[PROBLEM TO SOLVE]
Put every line from the one containing "service-status-label: 服务状态: —" down to the one containing "list-item[interactable]: Rsy... 已", both included, into a JSON list of strings with one string per line and no blank lines.

========

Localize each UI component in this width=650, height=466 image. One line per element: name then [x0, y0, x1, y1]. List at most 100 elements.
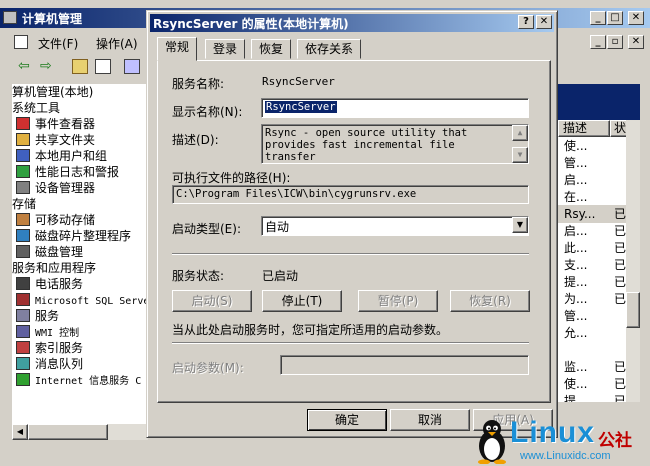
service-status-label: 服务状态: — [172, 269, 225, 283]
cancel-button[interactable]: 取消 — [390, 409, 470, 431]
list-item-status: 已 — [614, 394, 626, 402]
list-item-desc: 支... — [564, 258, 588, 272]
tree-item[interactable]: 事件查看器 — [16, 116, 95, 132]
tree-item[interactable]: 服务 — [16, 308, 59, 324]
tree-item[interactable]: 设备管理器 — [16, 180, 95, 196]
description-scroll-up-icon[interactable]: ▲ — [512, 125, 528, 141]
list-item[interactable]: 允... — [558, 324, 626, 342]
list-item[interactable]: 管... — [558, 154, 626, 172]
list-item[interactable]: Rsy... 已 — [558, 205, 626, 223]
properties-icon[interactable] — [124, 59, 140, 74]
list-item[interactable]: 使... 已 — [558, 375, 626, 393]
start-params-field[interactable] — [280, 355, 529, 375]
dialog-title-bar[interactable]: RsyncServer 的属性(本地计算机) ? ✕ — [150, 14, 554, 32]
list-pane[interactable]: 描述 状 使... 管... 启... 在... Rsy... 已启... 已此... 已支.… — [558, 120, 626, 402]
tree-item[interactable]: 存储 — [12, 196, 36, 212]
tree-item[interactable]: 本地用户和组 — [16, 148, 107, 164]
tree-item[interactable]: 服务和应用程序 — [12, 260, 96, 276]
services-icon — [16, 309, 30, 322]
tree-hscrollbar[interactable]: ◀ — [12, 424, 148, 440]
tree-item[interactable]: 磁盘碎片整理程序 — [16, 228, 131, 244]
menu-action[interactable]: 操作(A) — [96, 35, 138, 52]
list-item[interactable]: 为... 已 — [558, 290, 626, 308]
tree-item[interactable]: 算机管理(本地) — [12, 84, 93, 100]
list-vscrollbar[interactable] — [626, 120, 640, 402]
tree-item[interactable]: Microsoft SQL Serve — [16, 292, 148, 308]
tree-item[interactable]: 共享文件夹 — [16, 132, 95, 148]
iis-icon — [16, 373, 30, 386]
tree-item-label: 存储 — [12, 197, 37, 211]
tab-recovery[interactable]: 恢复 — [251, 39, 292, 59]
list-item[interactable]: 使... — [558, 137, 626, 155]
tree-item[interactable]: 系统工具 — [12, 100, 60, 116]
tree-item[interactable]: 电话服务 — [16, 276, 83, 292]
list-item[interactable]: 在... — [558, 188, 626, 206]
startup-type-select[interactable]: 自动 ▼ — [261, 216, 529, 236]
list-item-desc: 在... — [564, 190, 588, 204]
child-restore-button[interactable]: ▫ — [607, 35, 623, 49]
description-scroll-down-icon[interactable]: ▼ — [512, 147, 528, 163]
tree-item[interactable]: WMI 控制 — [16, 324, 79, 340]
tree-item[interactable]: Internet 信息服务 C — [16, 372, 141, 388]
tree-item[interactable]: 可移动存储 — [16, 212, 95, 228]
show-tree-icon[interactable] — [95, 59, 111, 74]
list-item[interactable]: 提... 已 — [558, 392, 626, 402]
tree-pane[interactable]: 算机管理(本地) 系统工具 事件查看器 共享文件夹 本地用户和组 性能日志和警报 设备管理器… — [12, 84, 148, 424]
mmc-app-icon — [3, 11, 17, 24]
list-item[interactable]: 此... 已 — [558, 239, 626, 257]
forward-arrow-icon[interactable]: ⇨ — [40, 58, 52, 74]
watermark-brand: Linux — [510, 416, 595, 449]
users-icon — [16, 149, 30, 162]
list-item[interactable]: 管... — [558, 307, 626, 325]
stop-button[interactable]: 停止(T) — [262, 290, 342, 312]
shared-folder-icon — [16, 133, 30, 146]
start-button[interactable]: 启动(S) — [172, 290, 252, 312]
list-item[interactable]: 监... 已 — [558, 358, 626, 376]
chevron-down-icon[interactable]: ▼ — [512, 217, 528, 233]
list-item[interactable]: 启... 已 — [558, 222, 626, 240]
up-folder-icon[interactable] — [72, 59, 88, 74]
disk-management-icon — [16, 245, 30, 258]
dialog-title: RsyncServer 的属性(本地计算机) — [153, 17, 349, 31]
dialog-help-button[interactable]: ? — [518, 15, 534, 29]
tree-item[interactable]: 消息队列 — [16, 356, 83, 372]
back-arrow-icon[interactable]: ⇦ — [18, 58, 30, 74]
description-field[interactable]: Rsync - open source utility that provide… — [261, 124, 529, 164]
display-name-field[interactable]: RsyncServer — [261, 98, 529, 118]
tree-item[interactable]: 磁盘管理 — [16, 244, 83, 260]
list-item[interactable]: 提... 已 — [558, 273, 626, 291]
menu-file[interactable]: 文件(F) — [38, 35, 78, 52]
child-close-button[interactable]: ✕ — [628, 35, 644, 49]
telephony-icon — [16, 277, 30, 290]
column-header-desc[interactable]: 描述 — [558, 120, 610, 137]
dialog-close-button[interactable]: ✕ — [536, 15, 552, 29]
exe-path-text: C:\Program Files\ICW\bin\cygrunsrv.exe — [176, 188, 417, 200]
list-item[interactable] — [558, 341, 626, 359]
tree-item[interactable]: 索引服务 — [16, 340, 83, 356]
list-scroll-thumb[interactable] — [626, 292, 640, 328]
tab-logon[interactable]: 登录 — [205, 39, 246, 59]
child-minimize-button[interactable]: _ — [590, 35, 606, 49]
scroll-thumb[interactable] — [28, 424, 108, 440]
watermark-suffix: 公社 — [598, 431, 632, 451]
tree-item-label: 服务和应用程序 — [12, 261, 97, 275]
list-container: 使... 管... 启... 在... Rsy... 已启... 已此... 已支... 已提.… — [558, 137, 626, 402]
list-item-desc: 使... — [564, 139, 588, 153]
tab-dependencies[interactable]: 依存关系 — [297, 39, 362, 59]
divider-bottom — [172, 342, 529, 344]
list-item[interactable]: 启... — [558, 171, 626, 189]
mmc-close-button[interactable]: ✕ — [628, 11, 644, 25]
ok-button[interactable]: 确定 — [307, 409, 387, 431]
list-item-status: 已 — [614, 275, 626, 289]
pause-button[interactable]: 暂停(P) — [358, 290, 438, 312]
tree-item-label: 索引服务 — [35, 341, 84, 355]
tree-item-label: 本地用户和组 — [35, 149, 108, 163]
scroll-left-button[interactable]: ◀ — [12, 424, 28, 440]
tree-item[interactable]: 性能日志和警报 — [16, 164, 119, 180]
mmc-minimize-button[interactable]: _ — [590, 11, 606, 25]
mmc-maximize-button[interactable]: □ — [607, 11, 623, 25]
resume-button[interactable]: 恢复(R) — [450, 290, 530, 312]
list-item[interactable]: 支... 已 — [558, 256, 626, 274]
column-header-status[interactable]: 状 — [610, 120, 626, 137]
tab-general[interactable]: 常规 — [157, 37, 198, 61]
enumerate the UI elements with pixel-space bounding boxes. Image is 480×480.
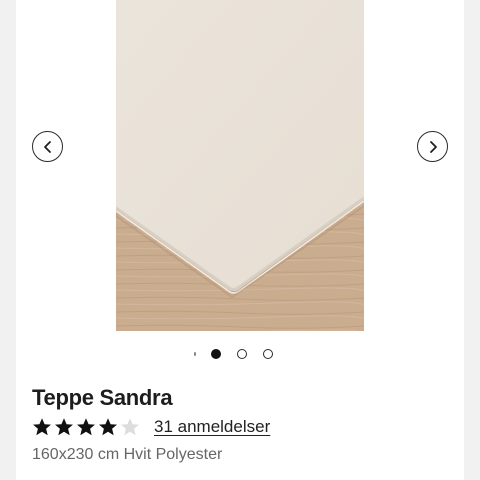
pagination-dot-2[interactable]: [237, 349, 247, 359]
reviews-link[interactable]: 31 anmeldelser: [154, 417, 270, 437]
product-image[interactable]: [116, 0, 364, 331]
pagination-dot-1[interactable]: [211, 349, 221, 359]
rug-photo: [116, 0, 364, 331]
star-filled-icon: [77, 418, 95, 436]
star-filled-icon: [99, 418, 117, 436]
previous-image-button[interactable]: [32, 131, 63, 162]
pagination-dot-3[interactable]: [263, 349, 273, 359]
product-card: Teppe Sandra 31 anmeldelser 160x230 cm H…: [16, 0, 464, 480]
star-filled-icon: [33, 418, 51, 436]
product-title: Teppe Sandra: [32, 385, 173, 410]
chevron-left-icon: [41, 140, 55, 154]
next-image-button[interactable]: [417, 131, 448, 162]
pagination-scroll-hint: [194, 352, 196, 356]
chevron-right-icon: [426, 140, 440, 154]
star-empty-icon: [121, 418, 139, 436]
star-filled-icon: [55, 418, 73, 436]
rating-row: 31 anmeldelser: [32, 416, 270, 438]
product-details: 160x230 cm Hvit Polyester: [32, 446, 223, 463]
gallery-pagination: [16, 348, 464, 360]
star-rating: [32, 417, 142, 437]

========

[TASK RESPONSE]
[
  "service-status-label: 服务状态: — [172, 269, 225, 283]",
  "cancel-button[interactable]: 取消 — [390, 409, 470, 431]",
  "list-item-status: 已 — [614, 394, 626, 402]",
  "list-item-desc: 支... — [564, 258, 588, 272]",
  "tree-item[interactable]: 事件查看器 — [16, 116, 95, 132]",
  "tree-item[interactable]: 服务 — [16, 308, 59, 324]",
  "tree-item[interactable]: 设备管理器 — [16, 180, 95, 196]",
  "description-scroll-up-icon[interactable]: ▲ — [512, 125, 528, 141]",
  "list-item[interactable]: 允... — [558, 324, 626, 342]",
  "list-item[interactable]: 管... — [558, 154, 626, 172]",
  "list-item[interactable]: Rsy... 已 — [558, 205, 626, 223]"
]